→ **WORK TO COMPLETE**: Wherever the string "kapcsolatos" appears in a line of the listing below, report that line.
======
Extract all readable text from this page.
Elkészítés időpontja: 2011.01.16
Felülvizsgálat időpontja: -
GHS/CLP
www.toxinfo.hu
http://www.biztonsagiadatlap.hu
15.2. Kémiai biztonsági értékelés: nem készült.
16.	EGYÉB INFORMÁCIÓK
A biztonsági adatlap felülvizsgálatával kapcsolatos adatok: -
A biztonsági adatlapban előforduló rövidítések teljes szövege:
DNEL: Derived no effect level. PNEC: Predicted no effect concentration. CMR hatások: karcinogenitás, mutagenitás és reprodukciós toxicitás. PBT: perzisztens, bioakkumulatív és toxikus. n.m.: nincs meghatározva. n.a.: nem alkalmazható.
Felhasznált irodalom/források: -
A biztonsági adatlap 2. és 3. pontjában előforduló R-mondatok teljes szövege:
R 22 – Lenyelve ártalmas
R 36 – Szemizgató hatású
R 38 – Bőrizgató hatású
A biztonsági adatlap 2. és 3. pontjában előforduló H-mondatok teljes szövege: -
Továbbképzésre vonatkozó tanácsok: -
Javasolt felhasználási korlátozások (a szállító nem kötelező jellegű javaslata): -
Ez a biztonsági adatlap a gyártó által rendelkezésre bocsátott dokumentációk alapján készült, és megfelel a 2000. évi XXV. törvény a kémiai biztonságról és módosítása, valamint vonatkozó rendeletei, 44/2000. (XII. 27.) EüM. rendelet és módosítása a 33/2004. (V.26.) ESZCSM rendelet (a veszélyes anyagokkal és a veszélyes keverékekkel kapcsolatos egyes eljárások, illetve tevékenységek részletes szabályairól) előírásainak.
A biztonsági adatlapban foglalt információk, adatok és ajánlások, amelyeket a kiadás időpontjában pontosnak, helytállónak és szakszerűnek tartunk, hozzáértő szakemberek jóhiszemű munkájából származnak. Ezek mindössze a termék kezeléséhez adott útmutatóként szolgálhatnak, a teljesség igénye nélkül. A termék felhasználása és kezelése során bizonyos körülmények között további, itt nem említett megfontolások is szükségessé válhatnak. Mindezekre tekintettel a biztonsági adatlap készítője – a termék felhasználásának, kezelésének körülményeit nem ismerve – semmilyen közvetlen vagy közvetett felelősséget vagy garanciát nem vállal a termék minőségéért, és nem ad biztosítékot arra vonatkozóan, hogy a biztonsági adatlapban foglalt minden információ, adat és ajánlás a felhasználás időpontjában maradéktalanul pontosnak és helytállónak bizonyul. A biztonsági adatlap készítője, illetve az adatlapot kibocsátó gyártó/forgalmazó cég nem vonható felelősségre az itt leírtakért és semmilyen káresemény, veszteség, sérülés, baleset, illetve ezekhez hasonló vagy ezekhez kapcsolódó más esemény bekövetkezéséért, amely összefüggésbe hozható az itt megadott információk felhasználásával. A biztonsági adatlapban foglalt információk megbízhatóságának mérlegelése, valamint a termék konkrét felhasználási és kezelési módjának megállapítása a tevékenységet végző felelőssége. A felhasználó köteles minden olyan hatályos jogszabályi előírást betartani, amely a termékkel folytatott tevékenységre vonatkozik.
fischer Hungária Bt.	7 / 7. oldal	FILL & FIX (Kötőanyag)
======
→ **ANSWER BELOW**:
A biztonsági adatlap felülvizsgálatával kapcsolatos adatok: -
Ez a biztonsági adatlap a gyártó által rendelkezésre bocsátott dokumentációk alapján készült, és megfelel a 2000. évi XXV. törvény a kémiai biztonságról és módosítása, valamint vonatkozó rendeletei, 44/2000. (XII. 27.) EüM. rendelet és módosítása a 33/2004. (V.26.) ESZCSM rendelet (a veszélyes anyagokkal és a veszélyes keverékekkel kapcsolatos egyes eljárások, illetve tevékenységek részletes szabályairól) előírásainak.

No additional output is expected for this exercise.